-- Start of Exercise inputs --

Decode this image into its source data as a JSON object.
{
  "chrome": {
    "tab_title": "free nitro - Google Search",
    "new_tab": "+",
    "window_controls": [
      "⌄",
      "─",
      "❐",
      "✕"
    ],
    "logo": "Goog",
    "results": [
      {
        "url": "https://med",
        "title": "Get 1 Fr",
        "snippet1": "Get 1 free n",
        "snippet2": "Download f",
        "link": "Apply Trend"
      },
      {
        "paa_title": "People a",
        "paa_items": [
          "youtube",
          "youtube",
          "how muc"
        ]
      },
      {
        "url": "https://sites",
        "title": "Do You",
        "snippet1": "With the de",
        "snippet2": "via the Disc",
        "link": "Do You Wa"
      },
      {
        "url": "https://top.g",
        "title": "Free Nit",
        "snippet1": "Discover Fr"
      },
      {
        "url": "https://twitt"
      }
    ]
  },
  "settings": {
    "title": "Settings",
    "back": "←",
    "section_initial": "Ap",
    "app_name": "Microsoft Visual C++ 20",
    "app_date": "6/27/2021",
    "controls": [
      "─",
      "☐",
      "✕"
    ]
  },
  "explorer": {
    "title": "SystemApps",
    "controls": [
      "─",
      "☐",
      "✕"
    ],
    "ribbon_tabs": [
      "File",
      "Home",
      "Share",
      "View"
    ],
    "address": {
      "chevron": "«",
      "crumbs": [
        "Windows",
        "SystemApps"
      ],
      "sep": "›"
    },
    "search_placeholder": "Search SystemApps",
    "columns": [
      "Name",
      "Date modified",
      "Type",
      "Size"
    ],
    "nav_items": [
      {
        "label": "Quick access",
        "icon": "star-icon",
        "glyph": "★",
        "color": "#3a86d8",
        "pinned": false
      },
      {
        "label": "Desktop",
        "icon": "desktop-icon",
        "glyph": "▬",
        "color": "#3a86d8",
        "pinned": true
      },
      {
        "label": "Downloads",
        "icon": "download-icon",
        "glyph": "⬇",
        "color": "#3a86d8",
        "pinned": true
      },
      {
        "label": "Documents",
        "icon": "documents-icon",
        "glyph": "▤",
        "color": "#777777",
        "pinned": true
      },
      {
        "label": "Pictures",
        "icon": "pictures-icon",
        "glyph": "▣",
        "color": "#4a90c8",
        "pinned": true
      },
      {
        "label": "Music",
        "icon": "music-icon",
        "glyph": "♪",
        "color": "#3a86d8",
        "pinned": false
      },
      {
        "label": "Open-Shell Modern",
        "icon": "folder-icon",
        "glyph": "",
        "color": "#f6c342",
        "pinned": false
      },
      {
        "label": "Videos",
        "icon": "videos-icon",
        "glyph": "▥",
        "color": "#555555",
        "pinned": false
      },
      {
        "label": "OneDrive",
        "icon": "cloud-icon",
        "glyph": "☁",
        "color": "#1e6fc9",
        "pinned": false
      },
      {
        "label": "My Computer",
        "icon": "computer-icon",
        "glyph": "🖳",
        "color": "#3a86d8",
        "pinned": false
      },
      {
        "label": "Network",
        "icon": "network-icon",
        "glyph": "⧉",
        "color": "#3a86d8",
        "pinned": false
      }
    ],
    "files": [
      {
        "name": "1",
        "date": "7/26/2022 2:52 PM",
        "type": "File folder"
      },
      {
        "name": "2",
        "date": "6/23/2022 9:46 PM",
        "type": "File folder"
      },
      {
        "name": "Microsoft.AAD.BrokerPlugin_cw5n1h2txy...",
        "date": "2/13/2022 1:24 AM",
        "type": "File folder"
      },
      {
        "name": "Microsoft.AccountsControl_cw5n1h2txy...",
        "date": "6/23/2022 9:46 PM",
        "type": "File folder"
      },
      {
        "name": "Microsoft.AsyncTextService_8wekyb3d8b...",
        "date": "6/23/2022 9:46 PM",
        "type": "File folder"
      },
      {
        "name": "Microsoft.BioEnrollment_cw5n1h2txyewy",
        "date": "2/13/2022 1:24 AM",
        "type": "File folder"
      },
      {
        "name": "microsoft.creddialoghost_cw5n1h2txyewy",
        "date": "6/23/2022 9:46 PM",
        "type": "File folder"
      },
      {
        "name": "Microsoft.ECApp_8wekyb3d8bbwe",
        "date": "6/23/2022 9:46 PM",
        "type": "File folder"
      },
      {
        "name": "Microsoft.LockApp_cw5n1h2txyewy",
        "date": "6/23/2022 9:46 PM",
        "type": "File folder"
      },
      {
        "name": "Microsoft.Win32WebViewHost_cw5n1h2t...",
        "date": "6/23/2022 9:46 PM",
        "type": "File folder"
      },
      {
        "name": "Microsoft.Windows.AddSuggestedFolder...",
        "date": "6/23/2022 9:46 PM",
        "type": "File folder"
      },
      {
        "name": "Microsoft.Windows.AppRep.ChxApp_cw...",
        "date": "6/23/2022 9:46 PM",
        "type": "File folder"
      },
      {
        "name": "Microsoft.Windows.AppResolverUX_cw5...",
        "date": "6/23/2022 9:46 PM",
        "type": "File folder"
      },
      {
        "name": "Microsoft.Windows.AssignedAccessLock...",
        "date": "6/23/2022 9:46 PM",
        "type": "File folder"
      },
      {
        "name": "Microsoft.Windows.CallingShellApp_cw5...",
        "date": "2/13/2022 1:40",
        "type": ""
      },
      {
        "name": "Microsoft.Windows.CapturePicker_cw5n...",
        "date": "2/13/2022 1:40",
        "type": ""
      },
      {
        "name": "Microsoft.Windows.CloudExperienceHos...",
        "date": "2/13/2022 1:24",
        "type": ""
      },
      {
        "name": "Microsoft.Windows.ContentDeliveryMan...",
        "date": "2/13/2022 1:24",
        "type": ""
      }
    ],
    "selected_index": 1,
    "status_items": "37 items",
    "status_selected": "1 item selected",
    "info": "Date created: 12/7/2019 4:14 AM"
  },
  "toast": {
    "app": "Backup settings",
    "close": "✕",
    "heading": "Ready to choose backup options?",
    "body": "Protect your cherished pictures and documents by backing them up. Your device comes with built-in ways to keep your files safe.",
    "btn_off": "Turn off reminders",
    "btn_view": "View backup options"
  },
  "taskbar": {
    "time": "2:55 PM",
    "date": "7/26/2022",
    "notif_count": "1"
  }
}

-- End of Exercise inputs --

Description of the task: Transcribe all of the entries without altering anything.

Completed task:
Decode this image into its source data as a JSON object.
{
  "chrome": {
    "tab_title": "free nitro - Google Search",
    "new_tab": "+",
    "window_controls": [
      "⌄",
      "─",
      "❐",
      "✕"
    ],
    "logo": "Goog",
    "results": [
      {
        "url": "https://med",
        "title": "Get 1 Fr",
        "snippet1": "Get 1 free n",
        "snippet2": "Download f",
        "link": "Apply Trend"
      },
      {
        "paa_title": "People a",
        "paa_items": [
          "youtube",
          "youtube",
          "how muc"
        ]
      },
      {
        "url": "https://sites",
        "title": "Do You",
        "snippet1": "With the de",
        "snippet2": "via the Disc",
        "link": "Do You Wa"
      },
      {
        "url": "https://top.g",
        "title": "Free Nit",
        "snippet1": "Discover Fr"
      },
      {
        "url": "https://twitt"
      }
    ]
  },
  "settings": {
    "title": "Settings",
    "back": "←",
    "section_initial": "Ap",
    "app_name": "Microsoft Visual C++ 20",
    "app_date": "6/27/2021",
    "controls": [
      "─",
      "☐",
      "✕"
    ]
  },
  "explorer": {
    "title": "SystemApps",
    "controls": [
      "─",
      "☐",
      "✕"
    ],
    "ribbon_tabs": [
      "File",
      "Home",
      "Share",
      "View"
    ],
    "address": {
      "chevron": "«",
      "crumbs": [
        "Windows",
        "SystemApps"
      ],
      "sep": "›"
    },
    "search_placeholder": "Search SystemApps",
    "columns": [
      "Name",
      "Date modified",
      "Type",
      "Size"
    ],
    "nav_items": [
      {
        "label": "Quick access",
        "icon": "star-icon",
        "glyph": "★",
        "color": "#3a86d8",
        "pinned": false
      },
      {
        "label": "Desktop",
        "icon": "desktop-icon",
        "glyph": "▬",
        "color": "#3a86d8",
        "pinned": true
      },
      {
        "label": "Downloads",
        "icon": "download-icon",
        "glyph": "⬇",
        "color": "#3a86d8",
        "pinned": true
      },
      {
        "label": "Documents",
        "icon": "documents-icon",
        "glyph": "▤",
        "color": "#777777",
        "pinned": true
      },
      {
        "label": "Pictures",
        "icon": "pictures-icon",
        "glyph": "▣",
        "color": "#4a90c8",
        "pinned": true
      },
      {
        "label": "Music",
        "icon": "music-icon",
        "glyph": "♪",
        "color": "#3a86d8",
        "pinned": false
      },
      {
        "label": "Open-Shell Modern",
        "icon": "folder-icon",
        "glyph": "",
        "color": "#f6c342",
        "pinned": false
      },
      {
        "label": "Videos",
        "icon": "videos-icon",
        "glyph": "▥",
        "color": "#555555",
        "pinned": false
      },
      {
        "label": "OneDrive",
        "icon": "cloud-icon",
        "glyph": "☁",
        "color": "#1e6fc9",
        "pinned": false
      },
      {
        "label": "My Computer",
        "icon": "computer-icon",
        "glyph": "🖳",
        "color": "#3a86d8",
        "pinned": false
      },
      {
        "label": "Network",
        "icon": "network-icon",
        "glyph": "⧉",
        "color": "#3a86d8",
        "pinned": false
      }
    ],
    "files": [
      {
        "name": "1",
        "date": "7/26/2022 2:52 PM",
        "type": "File folder"
      },
      {
        "name": "2",
        "date": "6/23/2022 9:46 PM",
        "type": "File folder"
      },
      {
        "name": "Microsoft.AAD.BrokerPlugin_cw5n1h2txy...",
        "date": "2/13/2022 1:24 AM",
        "type": "File folder"
      },
      {
        "name": "Microsoft.AccountsControl_cw5n1h2txy...",
        "date": "6/23/2022 9:46 PM",
        "type": "File folder"
      },
      {
        "name": "Microsoft.AsyncTextService_8wekyb3d8b...",
        "date": "6/23/2022 9:46 PM",
        "type": "File folder"
      },
      {
        "name": "Microsoft.BioEnrollment_cw5n1h2txyewy",
        "date": "2/13/2022 1:24 AM",
        "type": "File folder"
      },
      {
        "name": "microsoft.creddialoghost_cw5n1h2txyewy",
        "date": "6/23/2022 9:46 PM",
        "type": "File folder"
      },
      {
        "name": "Microsoft.ECApp_8wekyb3d8bbwe",
        "date": "6/23/2022 9:46 PM",
        "type": "File folder"
      },
      {
        "name": "Microsoft.LockApp_cw5n1h2txyewy",
        "date": "6/23/2022 9:46 PM",
        "type": "File folder"
      },
      {
        "name": "Microsoft.Win32WebViewHost_cw5n1h2t...",
        "date": "6/23/2022 9:46 PM",
        "type": "File folder"
      },
      {
        "name": "Microsoft.Windows.AddSuggestedFolder...",
        "date": "6/23/2022 9:46 PM",
        "type": "File folder"
      },
      {
        "name": "Microsoft.Windows.AppRep.ChxApp_cw...",
        "date": "6/23/2022 9:46 PM",
        "type": "File folder"
      },
      {
        "name": "Microsoft.Windows.AppResolverUX_cw5...",
        "date": "6/23/2022 9:46 PM",
        "type": "File folder"
      },
      {
        "name": "Microsoft.Windows.AssignedAccessLock...",
        "date": "6/23/2022 9:46 PM",
        "type": "File folder"
      },
      {
        "name": "Microsoft.Windows.CallingShellApp_cw5...",
        "date": "2/13/2022 1:40",
        "type": ""
      },
      {
        "name": "Microsoft.Windows.CapturePicker_cw5n...",
        "date": "2/13/2022 1:40",
        "type": ""
      },
      {
        "name": "Microsoft.Windows.CloudExperienceHos...",
        "date": "2/13/2022 1:24",
        "type": ""
      },
      {
        "name": "Microsoft.Windows.ContentDeliveryMan...",
        "date": "2/13/2022 1:24",
        "type": ""
      }
    ],
    "selected_index": 1,
    "status_items": "37 items",
    "status_selected": "1 item selected",
    "info": "Date created: 12/7/2019 4:14 AM"
  },
  "toast": {
    "app": "Backup settings",
    "close": "✕",
    "heading": "Ready to choose backup options?",
    "body": "Protect your cherished pictures and documents by backing them up. Your device comes with built-in ways to keep your files safe.",
    "btn_off": "Turn off reminders",
    "btn_view": "View backup options"
  },
  "taskbar": {
    "time": "2:55 PM",
    "date": "7/26/2022",
    "notif_count": "1"
  }
}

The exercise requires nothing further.